== WHAT THE EXERCISE ASKS ==
Reproduce every line of the material below, replacing "Impact Assessment" with "Risk Evaluation" and leaving everything else unchanged. Omit the pictures.

== GIVEN DATA ==
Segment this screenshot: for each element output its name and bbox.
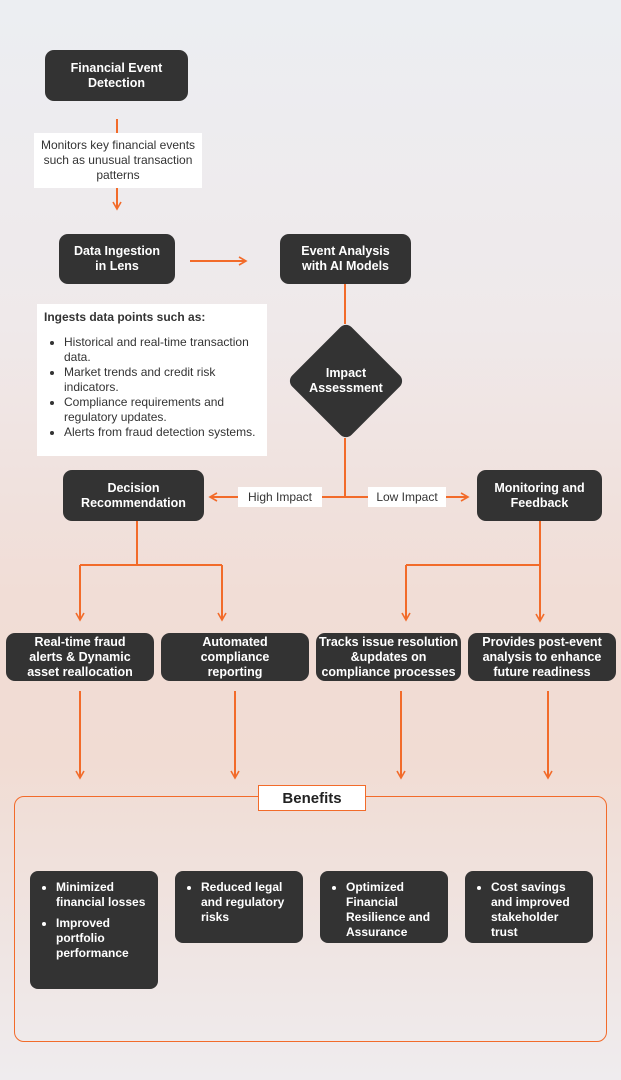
ingest-heading: Ingests data points such as: bbox=[44, 310, 206, 324]
node-impact-assessment: Impact Assessment bbox=[286, 321, 406, 441]
node-data-ingestion: Data Ingestion in Lens bbox=[59, 234, 175, 284]
node-decision-recommendation: Decision Recommendation bbox=[63, 470, 204, 521]
outcome-fraud-alerts: Real-time fraud alerts & Dynamic asset r… bbox=[6, 633, 154, 681]
benefit-item: Improved portfolio performance bbox=[56, 916, 150, 961]
node-financial-event-detection: Financial Event Detection bbox=[45, 50, 188, 101]
ingest-item: Compliance requirements and regulatory u… bbox=[64, 395, 261, 425]
benefit-list: Minimized financial losses Improved port… bbox=[30, 880, 150, 961]
impact-assessment-label: Impact Assessment bbox=[309, 366, 383, 395]
benefit-card: Optimized Financial Resilience and Assur… bbox=[320, 871, 448, 943]
benefit-card: Minimized financial losses Improved port… bbox=[30, 871, 158, 989]
benefit-card: Reduced legal and regulatory risks bbox=[175, 871, 303, 943]
label-monitors: Monitors key financial events such as un… bbox=[34, 133, 202, 188]
benefit-list: Reduced legal and regulatory risks bbox=[175, 880, 295, 925]
label-low-impact: Low Impact bbox=[368, 487, 446, 507]
benefit-card: Cost savings and improved stakeholder tr… bbox=[465, 871, 593, 943]
benefit-list: Optimized Financial Resilience and Assur… bbox=[320, 880, 440, 940]
benefit-item: Minimized financial losses bbox=[56, 880, 150, 910]
outcome-post-event-analysis: Provides post-event analysis to enhance … bbox=[468, 633, 616, 681]
ingest-list: Historical and real-time transaction dat… bbox=[44, 335, 261, 440]
ingest-item: Historical and real-time transaction dat… bbox=[64, 335, 261, 365]
node-monitoring-feedback: Monitoring and Feedback bbox=[477, 470, 602, 521]
benefit-item: Cost savings and improved stakeholder tr… bbox=[491, 880, 585, 940]
ingest-item: Alerts from fraud detection systems. bbox=[64, 425, 261, 440]
label-high-impact: High Impact bbox=[238, 487, 322, 507]
benefits-title: Benefits bbox=[258, 785, 366, 811]
ingest-data-points-panel: Ingests data points such as: Historical … bbox=[37, 304, 267, 456]
node-event-analysis: Event Analysis with AI Models bbox=[280, 234, 411, 284]
benefit-item: Reduced legal and regulatory risks bbox=[201, 880, 295, 925]
benefit-list: Cost savings and improved stakeholder tr… bbox=[465, 880, 585, 940]
ingest-item: Market trends and credit risk indicators… bbox=[64, 365, 261, 395]
benefit-item: Optimized Financial Resilience and Assur… bbox=[346, 880, 440, 940]
outcome-tracks-issue-resolution: Tracks issue resolution &updates on comp… bbox=[316, 633, 461, 681]
outcome-compliance-reporting: Automated compliance reporting bbox=[161, 633, 309, 681]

== THE RESULT ==
Segment this screenshot: for each element output its name and bbox.
ingest-heading: Ingests data points such as: bbox=[44, 310, 206, 324]
node-impact-assessment: Risk Evaluation bbox=[286, 321, 406, 441]
node-data-ingestion: Data Ingestion in Lens bbox=[59, 234, 175, 284]
node-decision-recommendation: Decision Recommendation bbox=[63, 470, 204, 521]
outcome-fraud-alerts: Real-time fraud alerts & Dynamic asset r… bbox=[6, 633, 154, 681]
benefit-item: Improved portfolio performance bbox=[56, 916, 150, 961]
node-financial-event-detection: Financial Event Detection bbox=[45, 50, 188, 101]
ingest-item: Compliance requirements and regulatory u… bbox=[64, 395, 261, 425]
benefit-list: Minimized financial losses Improved port… bbox=[30, 880, 150, 961]
impact-assessment-label: Risk Evaluation bbox=[309, 366, 383, 395]
benefit-card: Optimized Financial Resilience and Assur… bbox=[320, 871, 448, 943]
benefit-card: Minimized financial losses Improved port… bbox=[30, 871, 158, 989]
benefit-card: Reduced legal and regulatory risks bbox=[175, 871, 303, 943]
label-monitors: Monitors key financial events such as un… bbox=[34, 133, 202, 188]
benefit-list: Reduced legal and regulatory risks bbox=[175, 880, 295, 925]
label-low-impact: Low Impact bbox=[368, 487, 446, 507]
benefit-card: Cost savings and improved stakeholder tr… bbox=[465, 871, 593, 943]
benefit-list: Optimized Financial Resilience and Assur… bbox=[320, 880, 440, 940]
benefit-item: Minimized financial losses bbox=[56, 880, 150, 910]
outcome-post-event-analysis: Provides post-event analysis to enhance … bbox=[468, 633, 616, 681]
ingest-list: Historical and real-time transaction dat… bbox=[44, 335, 261, 440]
ingest-item: Historical and real-time transaction dat… bbox=[64, 335, 261, 365]
node-monitoring-feedback: Monitoring and Feedback bbox=[477, 470, 602, 521]
benefit-item: Cost savings and improved stakeholder tr… bbox=[491, 880, 585, 940]
ingest-item: Alerts from fraud detection systems. bbox=[64, 425, 261, 440]
label-high-impact: High Impact bbox=[238, 487, 322, 507]
benefits-title: Benefits bbox=[258, 785, 366, 811]
ingest-data-points-panel: Ingests data points such as: Historical … bbox=[37, 304, 267, 456]
node-event-analysis: Event Analysis with AI Models bbox=[280, 234, 411, 284]
benefit-item: Reduced legal and regulatory risks bbox=[201, 880, 295, 925]
benefit-list: Cost savings and improved stakeholder tr… bbox=[465, 880, 585, 940]
ingest-item: Market trends and credit risk indicators… bbox=[64, 365, 261, 395]
benefit-item: Optimized Financial Resilience and Assur… bbox=[346, 880, 440, 940]
outcome-tracks-issue-resolution: Tracks issue resolution &updates on comp… bbox=[316, 633, 461, 681]
outcome-compliance-reporting: Automated compliance reporting bbox=[161, 633, 309, 681]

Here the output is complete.